◆ Extract:
# # # # #

But "Ironclad" sounds so much more secure. ;-)

I've got copper tips that I've filed and re-tinned for years.
I've never had to do that to an ironclad tip, but a Weller is
significantly more than $9.95. ;-) And new tips for my$9.95
RS iron are about 39 cents.

And I got a little tub of this stuff some decades ago:
can help to clean and tin a raw copper tip.

Cheers!
Rich

P

#### Puckdropper

Jan 1, 1970
0
*snip*
I've got copper tips that I've filed and re-tinned for years.
I've never had to do that to an ironclad tip, but a Weller is
significantly more than $9.95. ;-) And new tips for my$9.95
RS iron are about 39 cents.

*snip*

Cheers!
Rich

That cheap, eh?

I'll probably buy one or two on my next visit, then. It'd be worth
having a second tip around if this one starts to give me trouble.

Puckdropper

M

#### MassiveProng

Jan 1, 1970
0
Hello All,

I tried to sharpen and re-tin a tired tip once and failed. I'm about
ready for another new one and was wondering again if it's possible and
what the proper technique is after grinding a nice new point?

IF it is solid copper, no problem.

Problem is that NO soldering iron tips these days for circuit
assembly are solid copper. They are usually steel with a cladding on
them. As soon as you grind or sand on it, you kill the tip as bare
steel will NOT take solder.

Look for and use an item known as:

Kester "sal ammoniac"

TINNING BLOCK.

About 2 to 5 dollars. A block in a box about 2.5 inches on each
side. Mine has lasted me a couple of decades.

You shove your hot tip (sounds nasty) into it and it removes crust
and the like, and allows the solder to re-tin the tip quite well.

M

#### MassiveProng

Jan 1, 1970
0
Good tips are made of iron plated copper.

Wouldn't that more correctly be "Copper plated Iron"?

M

#### MassiveProng

Jan 1, 1970
0
Many tips are iron plated copper. Grind off the iron and it's junk.

COPPER PLATED IRON!

Actually, the CLADDING is NOT copper, but another more durable
medium.

Lead is very grabby at surface molecules. Copper is very weak on
its surface, and is easily degraded by such metals as Lead (solder) or
Mercury, etc.

Sheesh!

S

#### Stephen J. Rush

Jan 1, 1970
0
Wouldn't that more correctly be "Copper plated Iron"?

No, it's ironclad copper. The copper is for thermal conductivity, and the
iron keeps the copper from being eroded by the solder. An ironclad tip
will last long enough to be worth its price if you don't do anything to
break the iron coating.

M

#### MassiveProng

Jan 1, 1970
0
No, it's ironclad copper. The copper is for thermal conductivity, and the
iron keeps the copper from being eroded by the solder.

That's not what MetCal or Edsyn uses. Iron or steel is the base
metal, and the "thermal conduction" rate is unimportant at the heat
source level. The difference being a mere second or two laggy-er.
Whoopie.
will last long enough to be worth its price if you don't do anything to
break the iron coating.

The tinning block I mentioned restore ALL of my tips to like new.

The trick is MOT to have your temp cranked through the ceiling, and
turn OFF your iron EVERY time, when not in use.

Teaching my production crews this fact saved our company some bucks,
and taught some ordinary assemblers a tid bit that improves their
capacity to become better. more experienced assemblers.

# # # # #

◆ Provided information:
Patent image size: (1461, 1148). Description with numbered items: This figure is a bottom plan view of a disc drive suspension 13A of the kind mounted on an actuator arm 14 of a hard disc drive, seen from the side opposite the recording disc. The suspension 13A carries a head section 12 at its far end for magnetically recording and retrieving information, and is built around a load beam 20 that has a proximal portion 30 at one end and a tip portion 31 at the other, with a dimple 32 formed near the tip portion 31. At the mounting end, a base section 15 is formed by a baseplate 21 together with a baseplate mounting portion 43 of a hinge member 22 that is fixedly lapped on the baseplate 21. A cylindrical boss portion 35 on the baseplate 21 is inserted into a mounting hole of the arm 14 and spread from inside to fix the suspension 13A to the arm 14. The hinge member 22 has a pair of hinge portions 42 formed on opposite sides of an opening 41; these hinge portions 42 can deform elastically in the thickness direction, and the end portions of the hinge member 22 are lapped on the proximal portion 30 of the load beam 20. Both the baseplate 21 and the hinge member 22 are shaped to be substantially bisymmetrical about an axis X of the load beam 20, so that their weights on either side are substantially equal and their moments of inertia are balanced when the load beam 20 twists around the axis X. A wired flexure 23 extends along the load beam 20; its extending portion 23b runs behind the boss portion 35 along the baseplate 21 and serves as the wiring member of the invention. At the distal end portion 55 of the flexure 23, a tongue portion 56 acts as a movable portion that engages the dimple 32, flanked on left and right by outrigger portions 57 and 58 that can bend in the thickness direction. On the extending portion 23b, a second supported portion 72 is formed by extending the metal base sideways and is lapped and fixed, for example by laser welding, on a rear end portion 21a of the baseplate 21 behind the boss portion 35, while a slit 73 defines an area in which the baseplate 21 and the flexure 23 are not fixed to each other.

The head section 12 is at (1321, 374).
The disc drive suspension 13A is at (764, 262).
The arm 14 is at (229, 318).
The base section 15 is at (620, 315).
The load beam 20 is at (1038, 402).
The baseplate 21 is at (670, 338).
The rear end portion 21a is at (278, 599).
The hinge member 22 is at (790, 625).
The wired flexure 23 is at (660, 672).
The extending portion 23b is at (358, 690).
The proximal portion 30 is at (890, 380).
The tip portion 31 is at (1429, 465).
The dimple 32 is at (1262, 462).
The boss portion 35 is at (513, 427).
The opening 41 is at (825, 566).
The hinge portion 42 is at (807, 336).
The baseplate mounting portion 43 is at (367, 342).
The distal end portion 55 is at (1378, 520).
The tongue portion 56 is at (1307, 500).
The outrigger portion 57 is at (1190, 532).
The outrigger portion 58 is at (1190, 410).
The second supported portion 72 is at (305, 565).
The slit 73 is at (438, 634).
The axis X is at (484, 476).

# # # # #

◆ Problems to solve:
A) From the soldering tip thread, copy the passage from "I tried to sharpen" up to and including "NOT take solder.".
B) In the soldering tip thread, what price range is given for the Kester sal ammoniac tinning block?
C) Explain why the soldering tip thread says that grinding or sanding a modern circuit-assembly tip ruins it.
The data come from a source other than the soldering tip thread.

◆ Answers by item:
A)
I tried to sharpen and re-tin a tired tip once and failed. I'm about
ready for another new one and was wondering again if it's possible and
what the proper technique is after grinding a nice new point?

IF it is solid copper, no problem.

Problem is that NO soldering iron tips these days for circuit
assembly are solid copper. They are usually steel with a cladding on
them. As soon as you grind or sand on it, you kill the tip as bare
steel will NOT take solder.

B) About 2 to 5 dollars.

C) These tips are not solid copper. They are steel with a cladding. Grinding or sanding removes the cladding and leaves bare steel, which will not take solder.